YOUR INSTRUCTIONS => Exactly as written, please set down all of the entries again, with no pictures.

[Stored records]
=-=-=-=-=

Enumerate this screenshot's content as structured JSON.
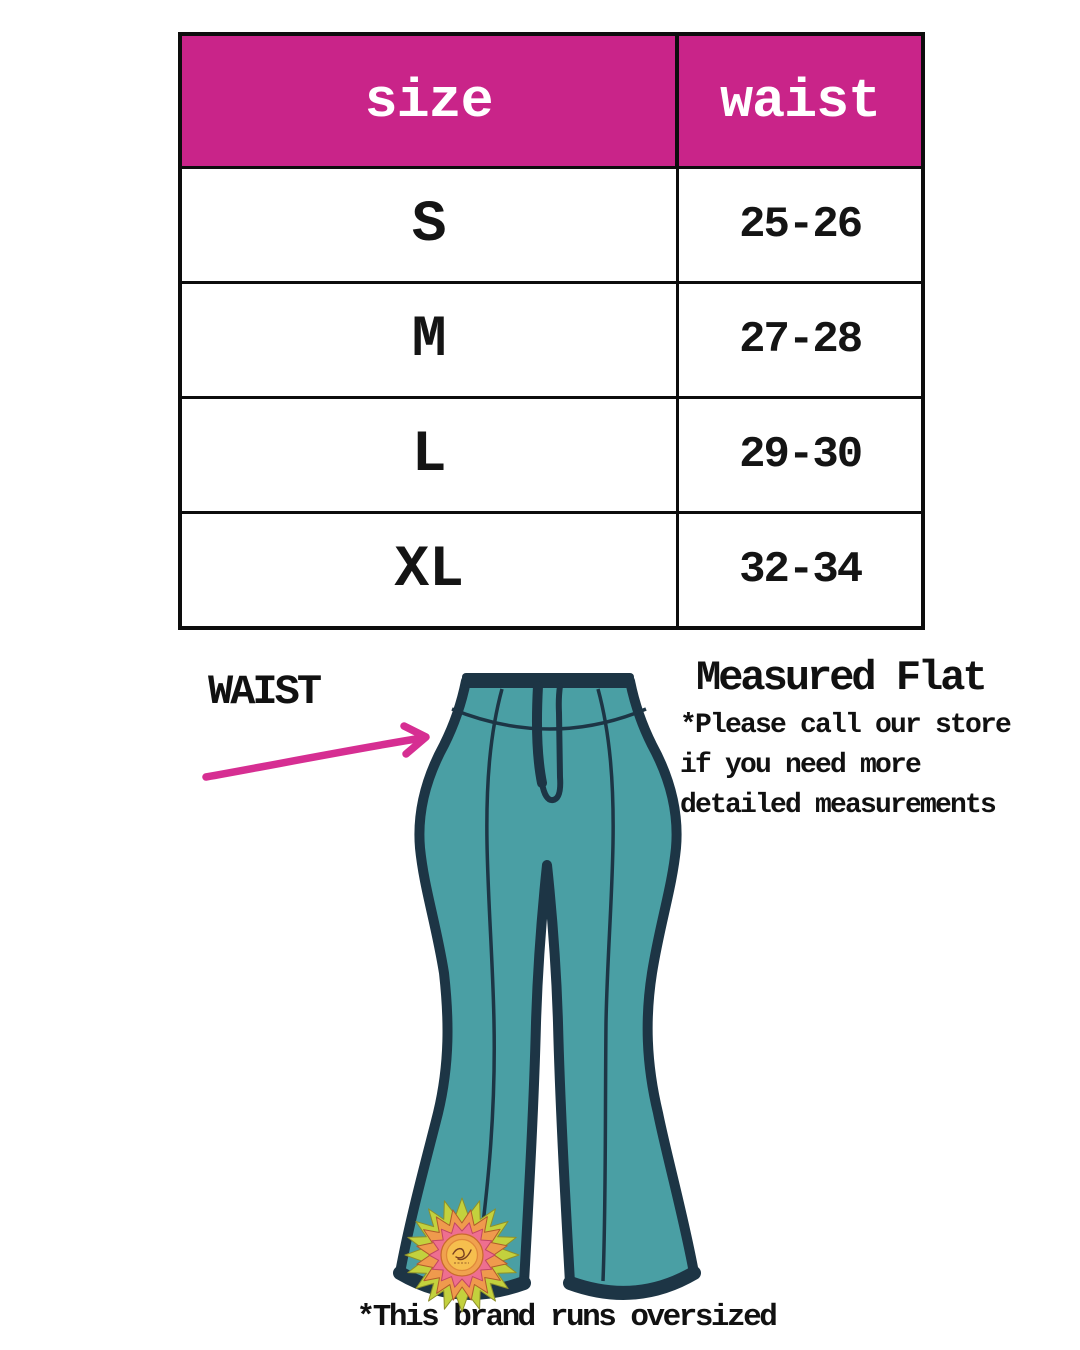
{
  "size_chart": {
    "columns": [
      "size",
      "waist"
    ],
    "rows": [
      {
        "size": "S",
        "waist": "25-26"
      },
      {
        "size": "M",
        "waist": "27-28"
      },
      {
        "size": "L",
        "waist": "29-30"
      },
      {
        "size": "XL",
        "waist": "32-34"
      }
    ]
  },
  "annotations": {
    "waist_label": "WAIST",
    "measured_flat_title": "Measured Flat",
    "store_note_lines": [
      "*Please call our store",
      "if you need more",
      "detailed measurements"
    ],
    "oversized_note": "*This brand runs oversized"
  },
  "colors": {
    "header_pink": "#c92489",
    "arrow_pink": "#d62e92",
    "pants_teal": "#4a9fa4",
    "outline_navy": "#1d3545",
    "table_border": "#0d0d0d",
    "text_black": "#1a1a1a"
  },
  "logo": {
    "name": "sun-mandala-brand-logo",
    "star_layers": [
      {
        "points": 20,
        "outer_r": 57,
        "inner_r": 40,
        "rotate_deg": 0,
        "fill": "#c3d13d",
        "stroke": "#8e8f2b"
      },
      {
        "points": 16,
        "outer_r": 46,
        "inner_r": 32,
        "rotate_deg": 11,
        "fill": "#ef9a4d",
        "stroke": "#b05c2a"
      },
      {
        "points": 14,
        "outer_r": 33,
        "inner_r": 24,
        "rotate_deg": 0,
        "fill": "#ee6f8f",
        "stroke": "#c14664"
      }
    ],
    "circles": [
      {
        "r": 21,
        "fill": "#f0a24e",
        "stroke": "#c96a2e"
      },
      {
        "r": 15.5,
        "fill": "#f6bf4e",
        "stroke": "#e0893b"
      }
    ]
  }
}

=-=-=-=-=

OUTPUT BELOW =>
Enumerate this screenshot's content as structured JSON.
{
  "size_chart": {
    "columns": [
      "size",
      "waist"
    ],
    "rows": [
      {
        "size": "S",
        "waist": "25-26"
      },
      {
        "size": "M",
        "waist": "27-28"
      },
      {
        "size": "L",
        "waist": "29-30"
      },
      {
        "size": "XL",
        "waist": "32-34"
      }
    ]
  },
  "annotations": {
    "waist_label": "WAIST",
    "measured_flat_title": "Measured Flat",
    "store_note_lines": [
      "*Please call our store",
      "if you need more",
      "detailed measurements"
    ],
    "oversized_note": "*This brand runs oversized"
  },
  "colors": {
    "header_pink": "#c92489",
    "arrow_pink": "#d62e92",
    "pants_teal": "#4a9fa4",
    "outline_navy": "#1d3545",
    "table_border": "#0d0d0d",
    "text_black": "#1a1a1a"
  },
  "logo": {
    "name": "sun-mandala-brand-logo",
    "star_layers": [
      {
        "points": 20,
        "outer_r": 57,
        "inner_r": 40,
        "rotate_deg": 0,
        "fill": "#c3d13d",
        "stroke": "#8e8f2b"
      },
      {
        "points": 16,
        "outer_r": 46,
        "inner_r": 32,
        "rotate_deg": 11,
        "fill": "#ef9a4d",
        "stroke": "#b05c2a"
      },
      {
        "points": 14,
        "outer_r": 33,
        "inner_r": 24,
        "rotate_deg": 0,
        "fill": "#ee6f8f",
        "stroke": "#c14664"
      }
    ],
    "circles": [
      {
        "r": 21,
        "fill": "#f0a24e",
        "stroke": "#c96a2e"
      },
      {
        "r": 15.5,
        "fill": "#f6bf4e",
        "stroke": "#e0893b"
      }
    ]
  }
}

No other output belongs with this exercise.